::: Task inputs

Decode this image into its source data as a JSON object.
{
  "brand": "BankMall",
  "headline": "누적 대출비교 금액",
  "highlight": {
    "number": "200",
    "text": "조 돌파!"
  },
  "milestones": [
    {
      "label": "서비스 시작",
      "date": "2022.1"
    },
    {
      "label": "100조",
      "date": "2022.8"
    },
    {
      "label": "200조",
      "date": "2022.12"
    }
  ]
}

::::::

## Short exercise
Output the lines above verbatim and in full.

## The answer
Decode this image into its source data as a JSON object.
{
  "brand": "BankMall",
  "headline": "누적 대출비교 금액",
  "highlight": {
    "number": "200",
    "text": "조 돌파!"
  },
  "milestones": [
    {
      "label": "서비스 시작",
      "date": "2022.1"
    },
    {
      "label": "100조",
      "date": "2022.8"
    },
    {
      "label": "200조",
      "date": "2022.12"
    }
  ]
}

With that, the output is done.